Objective: Repeat each line exactly, leaving nothing out.

-- start Listed entries --

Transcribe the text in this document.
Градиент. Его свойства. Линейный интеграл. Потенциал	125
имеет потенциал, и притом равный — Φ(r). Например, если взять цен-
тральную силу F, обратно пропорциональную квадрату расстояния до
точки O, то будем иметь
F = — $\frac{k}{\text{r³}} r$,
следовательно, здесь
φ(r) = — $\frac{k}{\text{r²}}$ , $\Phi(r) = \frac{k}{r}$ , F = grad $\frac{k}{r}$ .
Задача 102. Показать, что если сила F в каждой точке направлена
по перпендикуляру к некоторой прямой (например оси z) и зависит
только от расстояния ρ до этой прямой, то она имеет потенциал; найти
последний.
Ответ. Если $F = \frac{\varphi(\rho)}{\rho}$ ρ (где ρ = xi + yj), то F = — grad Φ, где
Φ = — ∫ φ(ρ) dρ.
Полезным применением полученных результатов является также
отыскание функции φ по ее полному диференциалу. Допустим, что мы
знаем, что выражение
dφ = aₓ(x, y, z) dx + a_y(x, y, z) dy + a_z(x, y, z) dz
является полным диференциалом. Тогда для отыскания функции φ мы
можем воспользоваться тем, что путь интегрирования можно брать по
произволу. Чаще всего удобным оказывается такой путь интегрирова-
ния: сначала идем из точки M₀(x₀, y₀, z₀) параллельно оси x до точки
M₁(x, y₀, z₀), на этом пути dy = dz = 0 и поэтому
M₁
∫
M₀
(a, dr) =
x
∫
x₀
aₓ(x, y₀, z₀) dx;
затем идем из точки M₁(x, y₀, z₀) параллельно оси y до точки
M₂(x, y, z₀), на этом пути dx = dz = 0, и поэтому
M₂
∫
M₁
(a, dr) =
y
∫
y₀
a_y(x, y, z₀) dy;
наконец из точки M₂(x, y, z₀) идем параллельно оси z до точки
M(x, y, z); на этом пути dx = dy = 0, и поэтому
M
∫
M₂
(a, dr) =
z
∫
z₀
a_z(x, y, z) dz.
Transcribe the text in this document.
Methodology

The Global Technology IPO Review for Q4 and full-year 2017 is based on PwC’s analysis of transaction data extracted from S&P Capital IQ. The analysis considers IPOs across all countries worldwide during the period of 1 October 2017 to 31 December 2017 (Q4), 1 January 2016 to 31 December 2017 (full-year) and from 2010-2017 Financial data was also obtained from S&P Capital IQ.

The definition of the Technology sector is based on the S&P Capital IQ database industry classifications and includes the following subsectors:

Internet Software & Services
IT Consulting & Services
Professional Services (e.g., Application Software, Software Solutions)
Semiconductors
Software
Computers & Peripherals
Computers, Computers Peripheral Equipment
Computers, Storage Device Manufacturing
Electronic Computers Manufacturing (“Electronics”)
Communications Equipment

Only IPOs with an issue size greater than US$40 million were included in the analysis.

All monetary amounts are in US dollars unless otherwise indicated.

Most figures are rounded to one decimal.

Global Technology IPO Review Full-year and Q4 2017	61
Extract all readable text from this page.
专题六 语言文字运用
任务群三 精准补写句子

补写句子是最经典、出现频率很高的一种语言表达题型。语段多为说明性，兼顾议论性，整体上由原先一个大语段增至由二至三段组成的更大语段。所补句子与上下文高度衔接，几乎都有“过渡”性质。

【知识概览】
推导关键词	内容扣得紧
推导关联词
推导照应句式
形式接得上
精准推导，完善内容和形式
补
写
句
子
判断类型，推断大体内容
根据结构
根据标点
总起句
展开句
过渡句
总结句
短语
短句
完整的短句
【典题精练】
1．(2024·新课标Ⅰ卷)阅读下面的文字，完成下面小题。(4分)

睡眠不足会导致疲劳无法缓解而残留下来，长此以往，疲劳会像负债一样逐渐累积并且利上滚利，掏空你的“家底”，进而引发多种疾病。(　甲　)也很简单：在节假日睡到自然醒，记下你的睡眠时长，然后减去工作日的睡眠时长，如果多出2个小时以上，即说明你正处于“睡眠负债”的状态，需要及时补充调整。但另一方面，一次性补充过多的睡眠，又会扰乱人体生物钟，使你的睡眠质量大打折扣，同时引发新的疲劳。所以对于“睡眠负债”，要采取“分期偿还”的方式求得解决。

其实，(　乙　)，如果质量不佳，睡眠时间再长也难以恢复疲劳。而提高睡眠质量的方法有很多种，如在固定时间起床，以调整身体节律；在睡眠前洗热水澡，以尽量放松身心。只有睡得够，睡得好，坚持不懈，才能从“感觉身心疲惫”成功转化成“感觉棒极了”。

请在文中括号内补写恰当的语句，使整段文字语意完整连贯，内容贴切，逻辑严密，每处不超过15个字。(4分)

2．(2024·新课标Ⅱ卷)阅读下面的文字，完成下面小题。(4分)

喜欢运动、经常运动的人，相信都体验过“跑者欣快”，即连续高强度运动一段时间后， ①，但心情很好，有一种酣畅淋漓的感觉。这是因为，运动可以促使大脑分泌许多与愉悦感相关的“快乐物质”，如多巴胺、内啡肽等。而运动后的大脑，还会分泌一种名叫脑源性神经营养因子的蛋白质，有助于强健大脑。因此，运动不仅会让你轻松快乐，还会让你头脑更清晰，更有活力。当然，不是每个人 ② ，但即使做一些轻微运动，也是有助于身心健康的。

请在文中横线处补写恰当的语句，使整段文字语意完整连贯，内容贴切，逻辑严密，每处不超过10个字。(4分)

-- end Listed entries --

Exercise solution:
Transcribe the text in this document.
Градиент. Его свойства. Линейный интеграл. Потенциал	125
имеет потенциал, и притом равный — Φ(r). Например, если взять цен-
тральную силу F, обратно пропорциональную квадрату расстояния до
точки O, то будем иметь
F = — $\frac{k}{\text{r³}} r$,
следовательно, здесь
φ(r) = — $\frac{k}{\text{r²}}$ , $\Phi(r) = \frac{k}{r}$ , F = grad $\frac{k}{r}$ .
Задача 102. Показать, что если сила F в каждой точке направлена
по перпендикуляру к некоторой прямой (например оси z) и зависит
только от расстояния ρ до этой прямой, то она имеет потенциал; найти
последний.
Ответ. Если $F = \frac{\varphi(\rho)}{\rho}$ ρ (где ρ = xi + yj), то F = — grad Φ, где
Φ = — ∫ φ(ρ) dρ.
Полезным применением полученных результатов является также
отыскание функции φ по ее полному диференциалу. Допустим, что мы
знаем, что выражение
dφ = aₓ(x, y, z) dx + a_y(x, y, z) dy + a_z(x, y, z) dz
является полным диференциалом. Тогда для отыскания функции φ мы
можем воспользоваться тем, что путь интегрирования можно брать по
произволу. Чаще всего удобным оказывается такой путь интегрирова-
ния: сначала идем из точки M₀(x₀, y₀, z₀) параллельно оси x до точки
M₁(x, y₀, z₀), на этом пути dy = dz = 0 и поэтому
M₁
∫
M₀
(a, dr) =
x
∫
x₀
aₓ(x, y₀, z₀) dx;
затем идем из точки M₁(x, y₀, z₀) параллельно оси y до точки
M₂(x, y, z₀), на этом пути dx = dz = 0, и поэтому
M₂
∫
M₁
(a, dr) =
y
∫
y₀
a_y(x, y, z₀) dy;
наконец из точки M₂(x, y, z₀) идем параллельно оси z до точки
M(x, y, z); на этом пути dx = dy = 0, и поэтому
M
∫
M₂
(a, dr) =
z
∫
z₀
a_z(x, y, z) dz.
Transcribe the text in this document.
Methodology

The Global Technology IPO Review for Q4 and full-year 2017 is based on PwC’s analysis of transaction data extracted from S&P Capital IQ. The analysis considers IPOs across all countries worldwide during the period of 1 October 2017 to 31 December 2017 (Q4), 1 January 2016 to 31 December 2017 (full-year) and from 2010-2017 Financial data was also obtained from S&P Capital IQ.

The definition of the Technology sector is based on the S&P Capital IQ database industry classifications and includes the following subsectors:

Internet Software & Services
IT Consulting & Services
Professional Services (e.g., Application Software, Software Solutions)
Semiconductors
Software
Computers & Peripherals
Computers, Computers Peripheral Equipment
Computers, Storage Device Manufacturing
Electronic Computers Manufacturing (“Electronics”)
Communications Equipment

Only IPOs with an issue size greater than US$40 million were included in the analysis.

All monetary amounts are in US dollars unless otherwise indicated.

Most figures are rounded to one decimal.

Global Technology IPO Review Full-year and Q4 2017	61
Extract all readable text from this page.
专题六 语言文字运用
任务群三 精准补写句子

补写句子是最经典、出现频率很高的一种语言表达题型。语段多为说明性，兼顾议论性，整体上由原先一个大语段增至由二至三段组成的更大语段。所补句子与上下文高度衔接，几乎都有“过渡”性质。

【知识概览】
推导关键词	内容扣得紧
推导关联词
推导照应句式
形式接得上
精准推导，完善内容和形式
补
写
句
子
判断类型，推断大体内容
根据结构
根据标点
总起句
展开句
过渡句
总结句
短语
短句
完整的短句
【典题精练】
1．(2024·新课标Ⅰ卷)阅读下面的文字，完成下面小题。(4分)

睡眠不足会导致疲劳无法缓解而残留下来，长此以往，疲劳会像负债一样逐渐累积并且利上滚利，掏空你的“家底”，进而引发多种疾病。(　甲　)也很简单：在节假日睡到自然醒，记下你的睡眠时长，然后减去工作日的睡眠时长，如果多出2个小时以上，即说明你正处于“睡眠负债”的状态，需要及时补充调整。但另一方面，一次性补充过多的睡眠，又会扰乱人体生物钟，使你的睡眠质量大打折扣，同时引发新的疲劳。所以对于“睡眠负债”，要采取“分期偿还”的方式求得解决。

其实，(　乙　)，如果质量不佳，睡眠时间再长也难以恢复疲劳。而提高睡眠质量的方法有很多种，如在固定时间起床，以调整身体节律；在睡眠前洗热水澡，以尽量放松身心。只有睡得够，睡得好，坚持不懈，才能从“感觉身心疲惫”成功转化成“感觉棒极了”。

请在文中括号内补写恰当的语句，使整段文字语意完整连贯，内容贴切，逻辑严密，每处不超过15个字。(4分)

2．(2024·新课标Ⅱ卷)阅读下面的文字，完成下面小题。(4分)

喜欢运动、经常运动的人，相信都体验过“跑者欣快”，即连续高强度运动一段时间后， ①，但心情很好，有一种酣畅淋漓的感觉。这是因为，运动可以促使大脑分泌许多与愉悦感相关的“快乐物质”，如多巴胺、内啡肽等。而运动后的大脑，还会分泌一种名叫脑源性神经营养因子的蛋白质，有助于强健大脑。因此，运动不仅会让你轻松快乐，还会让你头脑更清晰，更有活力。当然，不是每个人 ② ，但即使做一些轻微运动，也是有助于身心健康的。

请在文中横线处补写恰当的语句，使整段文字语意完整连贯，内容贴切，逻辑严密，每处不超过10个字。(4分)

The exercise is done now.